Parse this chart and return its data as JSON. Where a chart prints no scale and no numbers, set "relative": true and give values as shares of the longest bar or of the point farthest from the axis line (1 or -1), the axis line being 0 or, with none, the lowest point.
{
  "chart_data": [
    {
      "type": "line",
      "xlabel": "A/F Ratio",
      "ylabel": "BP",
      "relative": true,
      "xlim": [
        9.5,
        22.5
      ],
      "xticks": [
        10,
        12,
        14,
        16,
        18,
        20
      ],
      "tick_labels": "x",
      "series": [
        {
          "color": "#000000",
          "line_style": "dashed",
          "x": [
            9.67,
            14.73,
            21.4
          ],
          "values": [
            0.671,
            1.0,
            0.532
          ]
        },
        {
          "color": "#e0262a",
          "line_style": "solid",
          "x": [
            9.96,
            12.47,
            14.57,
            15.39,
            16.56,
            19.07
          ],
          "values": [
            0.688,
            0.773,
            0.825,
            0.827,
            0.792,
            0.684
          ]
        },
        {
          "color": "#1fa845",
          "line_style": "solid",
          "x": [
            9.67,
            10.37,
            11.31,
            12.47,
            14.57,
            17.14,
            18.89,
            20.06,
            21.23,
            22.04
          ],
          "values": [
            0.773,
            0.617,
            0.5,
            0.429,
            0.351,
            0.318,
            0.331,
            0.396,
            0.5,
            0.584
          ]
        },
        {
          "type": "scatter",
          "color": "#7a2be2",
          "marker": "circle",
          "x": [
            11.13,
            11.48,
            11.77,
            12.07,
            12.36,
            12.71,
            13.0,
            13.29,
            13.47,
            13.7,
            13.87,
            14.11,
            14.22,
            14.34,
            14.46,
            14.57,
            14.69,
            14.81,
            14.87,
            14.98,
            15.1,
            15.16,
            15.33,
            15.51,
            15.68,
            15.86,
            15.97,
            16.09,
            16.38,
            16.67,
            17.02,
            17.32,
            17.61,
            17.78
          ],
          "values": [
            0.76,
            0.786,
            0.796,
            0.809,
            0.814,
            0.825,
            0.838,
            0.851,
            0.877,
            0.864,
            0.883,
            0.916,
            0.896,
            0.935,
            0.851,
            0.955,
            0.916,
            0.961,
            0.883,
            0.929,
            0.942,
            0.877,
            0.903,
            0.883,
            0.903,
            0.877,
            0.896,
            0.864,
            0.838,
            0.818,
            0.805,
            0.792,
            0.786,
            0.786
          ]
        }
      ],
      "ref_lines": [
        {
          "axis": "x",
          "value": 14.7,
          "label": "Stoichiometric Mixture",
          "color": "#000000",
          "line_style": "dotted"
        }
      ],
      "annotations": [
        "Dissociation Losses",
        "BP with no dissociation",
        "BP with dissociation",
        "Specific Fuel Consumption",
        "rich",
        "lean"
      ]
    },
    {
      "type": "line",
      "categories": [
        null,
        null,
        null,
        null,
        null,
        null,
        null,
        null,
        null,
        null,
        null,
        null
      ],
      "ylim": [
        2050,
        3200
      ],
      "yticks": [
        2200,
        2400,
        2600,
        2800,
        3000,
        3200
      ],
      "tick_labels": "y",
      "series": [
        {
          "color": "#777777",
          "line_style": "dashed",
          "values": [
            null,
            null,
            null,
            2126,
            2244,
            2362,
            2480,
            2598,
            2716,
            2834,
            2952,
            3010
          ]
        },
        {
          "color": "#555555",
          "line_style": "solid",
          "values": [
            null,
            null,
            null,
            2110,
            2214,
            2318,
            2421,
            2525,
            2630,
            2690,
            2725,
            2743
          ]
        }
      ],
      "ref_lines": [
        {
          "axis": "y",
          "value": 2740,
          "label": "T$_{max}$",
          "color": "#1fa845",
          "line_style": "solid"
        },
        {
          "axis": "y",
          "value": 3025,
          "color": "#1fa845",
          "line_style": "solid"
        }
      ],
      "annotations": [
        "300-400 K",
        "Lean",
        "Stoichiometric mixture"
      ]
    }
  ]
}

● ● ● ● ● ● ●

→ **EXERCISE**:
From the listing above, extract all records word for word.

→ **WRITTEN SOLUTION**:
Parse this chart and return its data as JSON. Where a chart prints no scale and no numbers, set "relative": true and give values as shares of the longest bar or of the point farthest from the axis line (1 or -1), the axis line being 0 or, with none, the lowest point.
{
  "chart_data": [
    {
      "type": "line",
      "xlabel": "A/F Ratio",
      "ylabel": "BP",
      "relative": true,
      "xlim": [
        9.5,
        22.5
      ],
      "xticks": [
        10,
        12,
        14,
        16,
        18,
        20
      ],
      "tick_labels": "x",
      "series": [
        {
          "color": "#000000",
          "line_style": "dashed",
          "x": [
            9.67,
            14.73,
            21.4
          ],
          "values": [
            0.671,
            1.0,
            0.532
          ]
        },
        {
          "color": "#e0262a",
          "line_style": "solid",
          "x": [
            9.96,
            12.47,
            14.57,
            15.39,
            16.56,
            19.07
          ],
          "values": [
            0.688,
            0.773,
            0.825,
            0.827,
            0.792,
            0.684
          ]
        },
        {
          "color": "#1fa845",
          "line_style": "solid",
          "x": [
            9.67,
            10.37,
            11.31,
            12.47,
            14.57,
            17.14,
            18.89,
            20.06,
            21.23,
            22.04
          ],
          "values": [
            0.773,
            0.617,
            0.5,
            0.429,
            0.351,
            0.318,
            0.331,
            0.396,
            0.5,
            0.584
          ]
        },
        {
          "type": "scatter",
          "color": "#7a2be2",
          "marker": "circle",
          "x": [
            11.13,
            11.48,
            11.77,
            12.07,
            12.36,
            12.71,
            13.0,
            13.29,
            13.47,
            13.7,
            13.87,
            14.11,
            14.22,
            14.34,
            14.46,
            14.57,
            14.69,
            14.81,
            14.87,
            14.98,
            15.1,
            15.16,
            15.33,
            15.51,
            15.68,
            15.86,
            15.97,
            16.09,
            16.38,
            16.67,
            17.02,
            17.32,
            17.61,
            17.78
          ],
          "values": [
            0.76,
            0.786,
            0.796,
            0.809,
            0.814,
            0.825,
            0.838,
            0.851,
            0.877,
            0.864,
            0.883,
            0.916,
            0.896,
            0.935,
            0.851,
            0.955,
            0.916,
            0.961,
            0.883,
            0.929,
            0.942,
            0.877,
            0.903,
            0.883,
            0.903,
            0.877,
            0.896,
            0.864,
            0.838,
            0.818,
            0.805,
            0.792,
            0.786,
            0.786
          ]
        }
      ],
      "ref_lines": [
        {
          "axis": "x",
          "value": 14.7,
          "label": "Stoichiometric Mixture",
          "color": "#000000",
          "line_style": "dotted"
        }
      ],
      "annotations": [
        "Dissociation Losses",
        "BP with no dissociation",
        "BP with dissociation",
        "Specific Fuel Consumption",
        "rich",
        "lean"
      ]
    },
    {
      "type": "line",
      "categories": [
        null,
        null,
        null,
        null,
        null,
        null,
        null,
        null,
        null,
        null,
        null,
        null
      ],
      "ylim": [
        2050,
        3200
      ],
      "yticks": [
        2200,
        2400,
        2600,
        2800,
        3000,
        3200
      ],
      "tick_labels": "y",
      "series": [
        {
          "color": "#777777",
          "line_style": "dashed",
          "values": [
            null,
            null,
            null,
            2126,
            2244,
            2362,
            2480,
            2598,
            2716,
            2834,
            2952,
            3010
          ]
        },
        {
          "color": "#555555",
          "line_style": "solid",
          "values": [
            null,
            null,
            null,
            2110,
            2214,
            2318,
            2421,
            2525,
            2630,
            2690,
            2725,
            2743
          ]
        }
      ],
      "ref_lines": [
        {
          "axis": "y",
          "value": 2740,
          "label": "T$_{max}$",
          "color": "#1fa845",
          "line_style": "solid"
        },
        {
          "axis": "y",
          "value": 3025,
          "color": "#1fa845",
          "line_style": "solid"
        }
      ],
      "annotations": [
        "300-400 K",
        "Lean",
        "Stoichiometric mixture"
      ]
    }
  ]
}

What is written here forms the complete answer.